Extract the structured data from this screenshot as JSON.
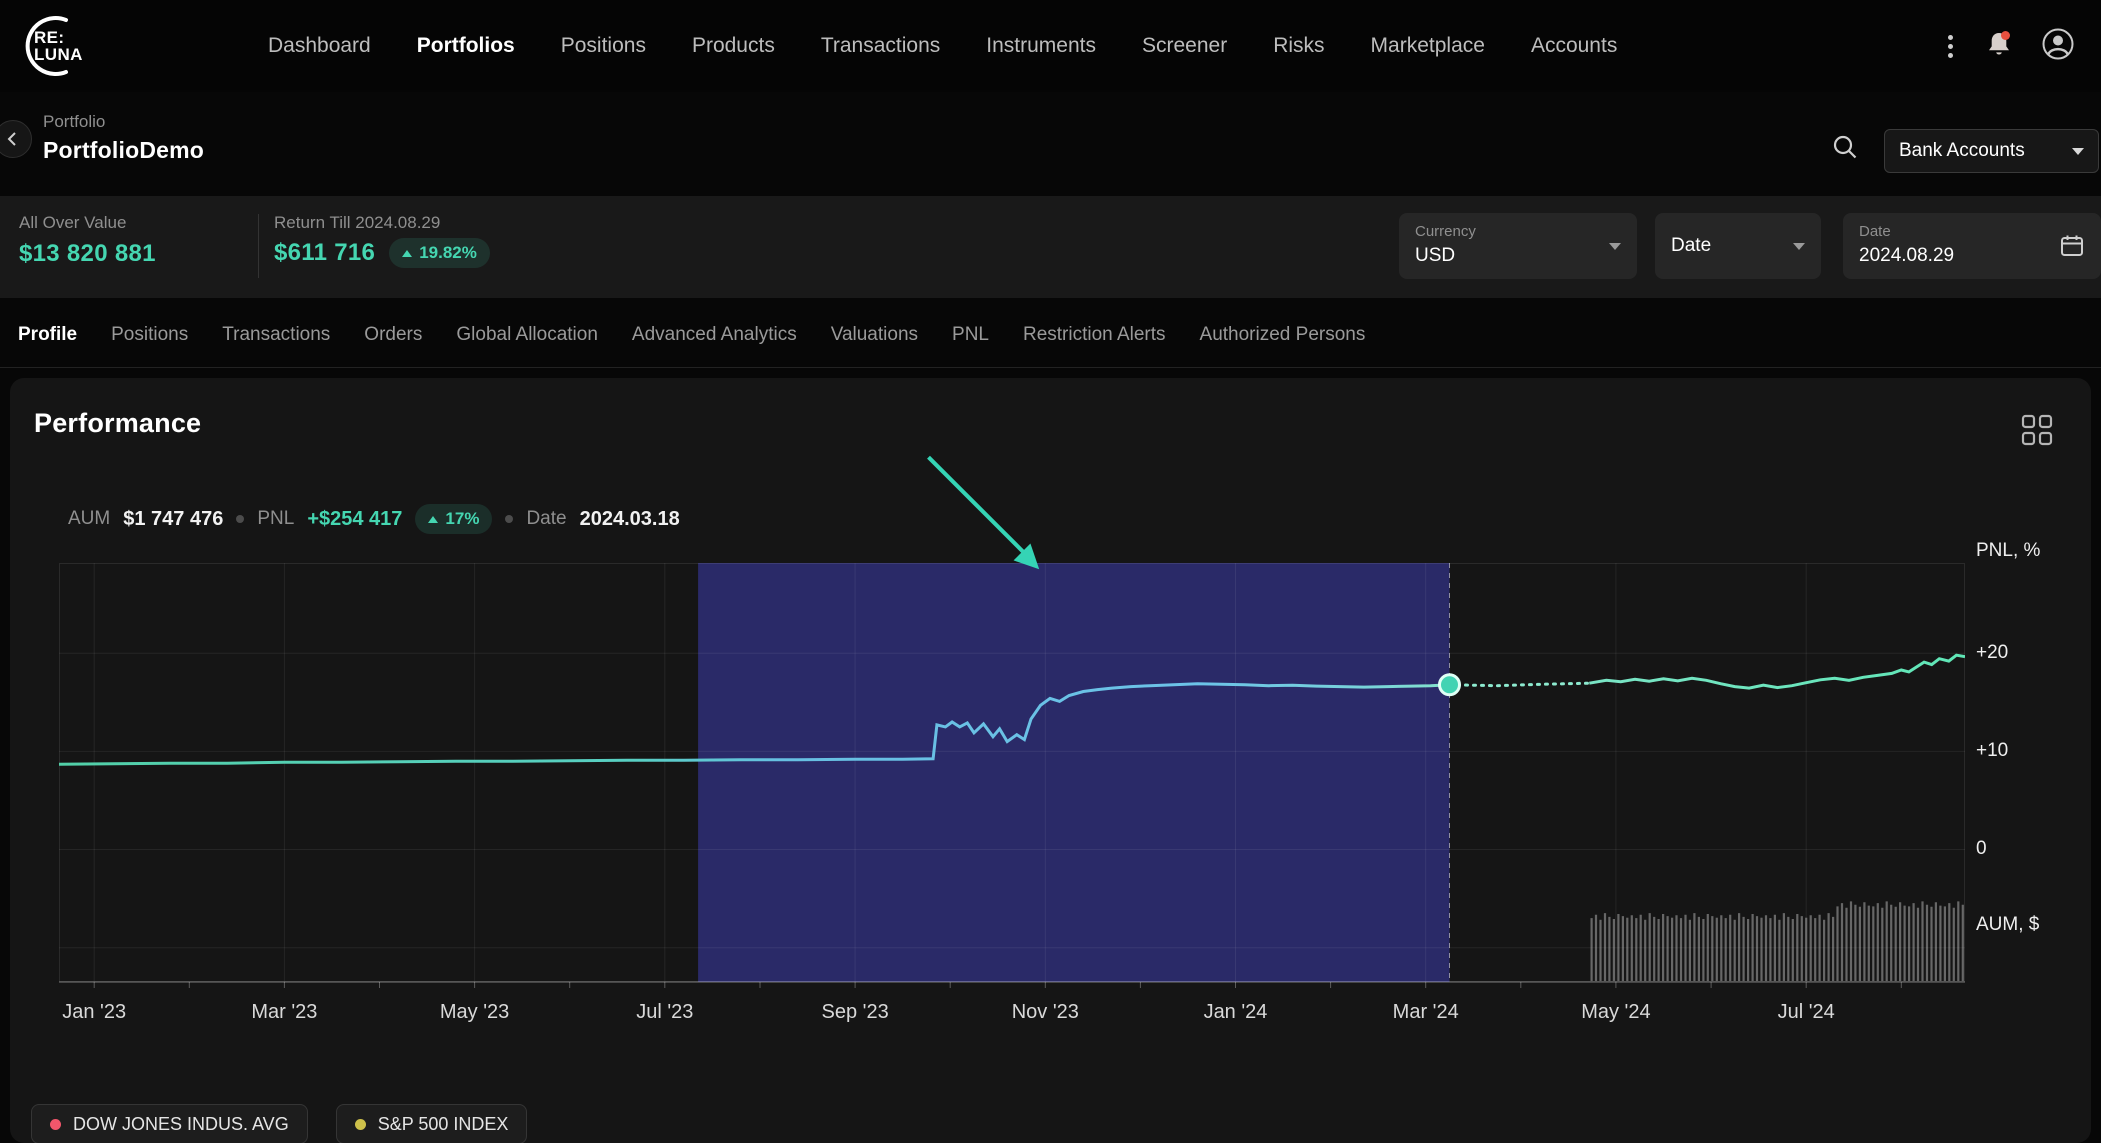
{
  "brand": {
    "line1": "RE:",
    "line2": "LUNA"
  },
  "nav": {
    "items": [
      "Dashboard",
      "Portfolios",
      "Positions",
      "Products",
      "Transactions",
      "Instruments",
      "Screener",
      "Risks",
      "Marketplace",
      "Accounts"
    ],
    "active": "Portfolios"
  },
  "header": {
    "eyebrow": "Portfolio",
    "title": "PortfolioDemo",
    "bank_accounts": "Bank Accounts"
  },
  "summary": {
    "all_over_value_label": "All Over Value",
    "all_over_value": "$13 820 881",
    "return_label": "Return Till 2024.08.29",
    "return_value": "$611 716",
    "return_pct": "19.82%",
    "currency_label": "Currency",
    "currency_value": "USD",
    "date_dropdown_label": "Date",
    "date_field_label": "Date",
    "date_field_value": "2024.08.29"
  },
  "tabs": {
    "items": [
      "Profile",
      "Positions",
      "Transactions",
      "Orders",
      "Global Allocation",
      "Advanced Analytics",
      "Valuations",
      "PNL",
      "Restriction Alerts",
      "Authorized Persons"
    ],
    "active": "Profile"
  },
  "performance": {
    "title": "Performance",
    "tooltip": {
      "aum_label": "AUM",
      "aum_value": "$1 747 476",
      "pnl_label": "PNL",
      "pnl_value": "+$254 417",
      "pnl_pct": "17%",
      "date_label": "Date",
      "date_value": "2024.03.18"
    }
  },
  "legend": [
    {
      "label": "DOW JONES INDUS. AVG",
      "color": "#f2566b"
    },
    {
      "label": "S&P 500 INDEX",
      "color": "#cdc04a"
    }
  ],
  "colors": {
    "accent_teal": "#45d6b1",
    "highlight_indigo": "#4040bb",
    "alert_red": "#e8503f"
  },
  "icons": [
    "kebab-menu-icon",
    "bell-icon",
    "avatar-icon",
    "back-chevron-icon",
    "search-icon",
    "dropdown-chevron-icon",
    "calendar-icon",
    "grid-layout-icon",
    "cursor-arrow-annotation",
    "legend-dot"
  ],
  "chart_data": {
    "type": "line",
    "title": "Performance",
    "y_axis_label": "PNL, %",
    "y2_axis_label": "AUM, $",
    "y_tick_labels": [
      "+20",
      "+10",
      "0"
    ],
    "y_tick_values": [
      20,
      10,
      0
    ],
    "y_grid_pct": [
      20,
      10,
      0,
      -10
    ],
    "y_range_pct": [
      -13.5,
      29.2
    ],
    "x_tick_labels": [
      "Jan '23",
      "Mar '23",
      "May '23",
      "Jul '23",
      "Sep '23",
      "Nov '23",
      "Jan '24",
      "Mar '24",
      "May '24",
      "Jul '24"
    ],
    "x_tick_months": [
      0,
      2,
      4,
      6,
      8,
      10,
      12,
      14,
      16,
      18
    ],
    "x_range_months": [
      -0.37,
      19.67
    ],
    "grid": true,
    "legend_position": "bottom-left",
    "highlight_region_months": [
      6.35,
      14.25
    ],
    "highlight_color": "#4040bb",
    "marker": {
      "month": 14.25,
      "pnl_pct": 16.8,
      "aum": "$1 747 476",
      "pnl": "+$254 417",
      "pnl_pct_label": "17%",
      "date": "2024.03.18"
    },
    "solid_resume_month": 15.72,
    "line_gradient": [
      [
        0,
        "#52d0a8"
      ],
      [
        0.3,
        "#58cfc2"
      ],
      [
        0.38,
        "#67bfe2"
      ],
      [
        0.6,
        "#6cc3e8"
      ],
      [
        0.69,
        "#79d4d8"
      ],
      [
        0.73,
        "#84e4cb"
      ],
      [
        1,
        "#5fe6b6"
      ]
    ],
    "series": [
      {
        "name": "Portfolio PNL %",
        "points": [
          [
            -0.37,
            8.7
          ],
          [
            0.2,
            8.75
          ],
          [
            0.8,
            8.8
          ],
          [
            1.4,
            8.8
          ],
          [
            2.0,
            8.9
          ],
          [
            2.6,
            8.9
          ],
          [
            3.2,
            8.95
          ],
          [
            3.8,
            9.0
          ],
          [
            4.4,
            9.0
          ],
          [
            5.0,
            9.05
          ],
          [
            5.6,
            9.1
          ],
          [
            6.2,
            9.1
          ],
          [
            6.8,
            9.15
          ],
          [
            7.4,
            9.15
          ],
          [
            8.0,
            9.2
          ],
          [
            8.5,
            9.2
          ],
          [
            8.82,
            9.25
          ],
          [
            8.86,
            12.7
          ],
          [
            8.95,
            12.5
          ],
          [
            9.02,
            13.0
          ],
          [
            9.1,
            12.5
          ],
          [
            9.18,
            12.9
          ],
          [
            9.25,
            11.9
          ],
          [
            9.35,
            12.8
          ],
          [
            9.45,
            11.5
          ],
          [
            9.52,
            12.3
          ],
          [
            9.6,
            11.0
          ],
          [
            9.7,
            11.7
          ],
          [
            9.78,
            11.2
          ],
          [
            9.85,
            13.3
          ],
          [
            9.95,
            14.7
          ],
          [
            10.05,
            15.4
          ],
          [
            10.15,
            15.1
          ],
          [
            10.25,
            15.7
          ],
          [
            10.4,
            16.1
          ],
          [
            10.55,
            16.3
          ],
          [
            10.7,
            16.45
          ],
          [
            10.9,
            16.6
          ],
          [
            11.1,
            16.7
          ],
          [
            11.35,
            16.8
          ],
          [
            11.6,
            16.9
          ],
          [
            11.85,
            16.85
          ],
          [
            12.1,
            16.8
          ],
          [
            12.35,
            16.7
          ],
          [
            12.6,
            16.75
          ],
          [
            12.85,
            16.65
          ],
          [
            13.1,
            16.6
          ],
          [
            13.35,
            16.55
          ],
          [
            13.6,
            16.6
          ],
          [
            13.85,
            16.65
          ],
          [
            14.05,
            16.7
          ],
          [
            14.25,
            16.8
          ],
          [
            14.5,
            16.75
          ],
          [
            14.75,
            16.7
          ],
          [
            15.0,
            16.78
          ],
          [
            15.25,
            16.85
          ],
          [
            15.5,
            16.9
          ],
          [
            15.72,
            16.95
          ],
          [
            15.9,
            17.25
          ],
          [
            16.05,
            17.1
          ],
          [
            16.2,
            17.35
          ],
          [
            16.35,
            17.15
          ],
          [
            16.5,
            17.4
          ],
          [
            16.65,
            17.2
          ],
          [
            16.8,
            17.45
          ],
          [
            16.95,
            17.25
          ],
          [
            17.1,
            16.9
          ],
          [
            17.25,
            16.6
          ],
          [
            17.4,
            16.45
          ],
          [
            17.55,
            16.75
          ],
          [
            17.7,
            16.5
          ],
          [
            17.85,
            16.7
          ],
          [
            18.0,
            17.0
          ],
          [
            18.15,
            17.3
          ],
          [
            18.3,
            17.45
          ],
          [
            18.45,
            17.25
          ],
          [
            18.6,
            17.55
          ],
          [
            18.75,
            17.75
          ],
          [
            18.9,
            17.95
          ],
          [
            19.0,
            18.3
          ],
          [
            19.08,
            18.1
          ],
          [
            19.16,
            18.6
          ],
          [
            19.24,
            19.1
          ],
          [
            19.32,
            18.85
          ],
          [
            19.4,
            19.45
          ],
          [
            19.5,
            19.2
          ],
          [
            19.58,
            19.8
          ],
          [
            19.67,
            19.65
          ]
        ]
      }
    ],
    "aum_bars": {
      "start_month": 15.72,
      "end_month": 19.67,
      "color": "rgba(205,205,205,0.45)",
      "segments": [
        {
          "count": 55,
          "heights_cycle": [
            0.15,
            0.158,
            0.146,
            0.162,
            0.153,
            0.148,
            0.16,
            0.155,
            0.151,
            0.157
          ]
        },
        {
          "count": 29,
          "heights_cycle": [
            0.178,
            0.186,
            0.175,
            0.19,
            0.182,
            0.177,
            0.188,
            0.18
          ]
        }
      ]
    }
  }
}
━━━━━━━━━━
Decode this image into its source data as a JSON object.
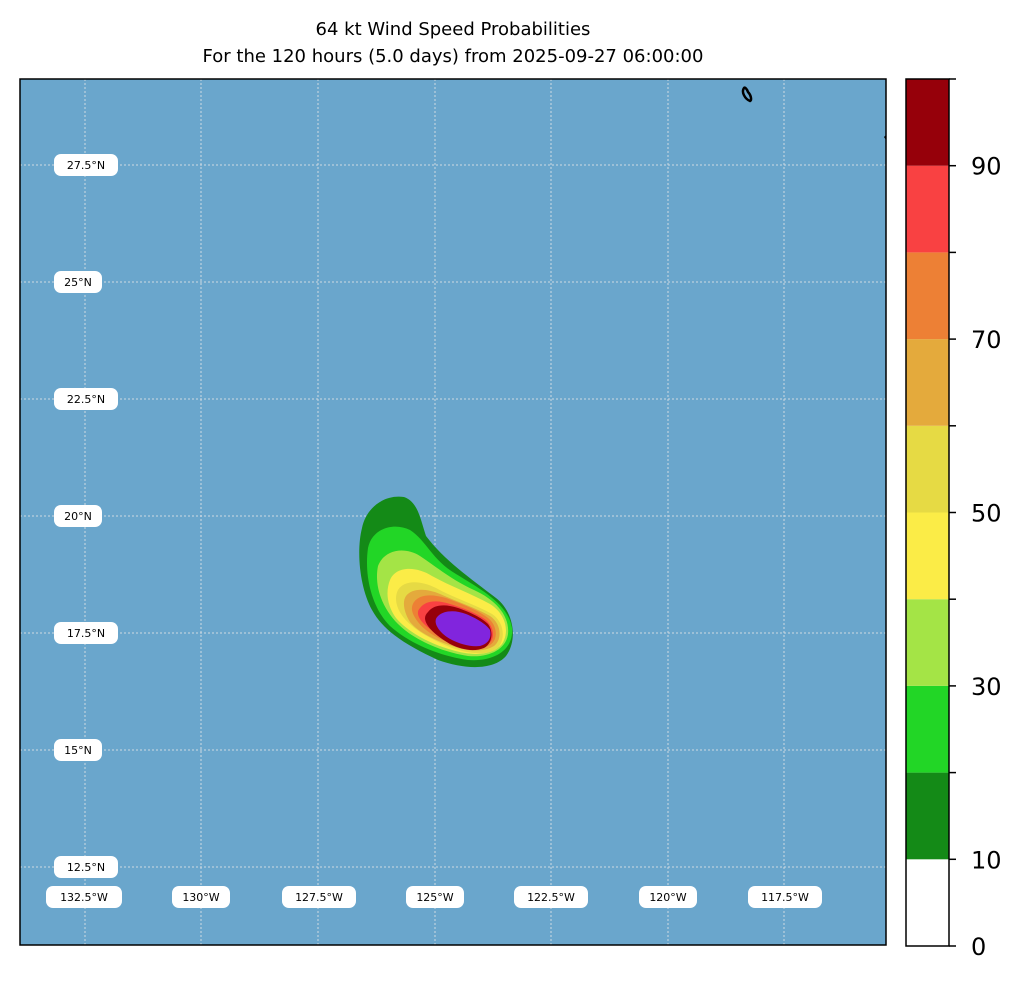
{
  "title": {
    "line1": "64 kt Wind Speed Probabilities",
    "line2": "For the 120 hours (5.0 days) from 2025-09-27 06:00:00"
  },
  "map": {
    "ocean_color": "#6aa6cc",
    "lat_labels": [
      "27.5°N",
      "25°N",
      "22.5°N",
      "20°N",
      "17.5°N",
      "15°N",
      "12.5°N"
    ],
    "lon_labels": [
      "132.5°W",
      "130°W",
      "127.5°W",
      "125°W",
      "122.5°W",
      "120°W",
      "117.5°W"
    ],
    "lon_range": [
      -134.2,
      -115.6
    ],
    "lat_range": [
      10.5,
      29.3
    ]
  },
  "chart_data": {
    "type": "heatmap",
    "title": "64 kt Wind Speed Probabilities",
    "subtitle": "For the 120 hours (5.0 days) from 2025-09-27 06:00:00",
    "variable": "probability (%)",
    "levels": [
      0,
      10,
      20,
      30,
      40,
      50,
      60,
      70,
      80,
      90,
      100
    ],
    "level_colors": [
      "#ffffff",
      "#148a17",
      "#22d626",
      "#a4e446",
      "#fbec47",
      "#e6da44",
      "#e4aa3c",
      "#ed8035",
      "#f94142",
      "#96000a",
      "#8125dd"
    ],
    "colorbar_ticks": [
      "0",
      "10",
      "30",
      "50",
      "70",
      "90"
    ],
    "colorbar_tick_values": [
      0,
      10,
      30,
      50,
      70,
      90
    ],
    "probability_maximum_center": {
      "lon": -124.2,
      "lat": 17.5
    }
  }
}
━━━━━━━━━━
**EXERCISE DESCRIPTION:** From the data, pick out every line that includes "Wind".

**THE REPLY:**
    "line1": "64 kt Wind Speed Probabilities",
    "title": "64 kt Wind Speed Probabilities",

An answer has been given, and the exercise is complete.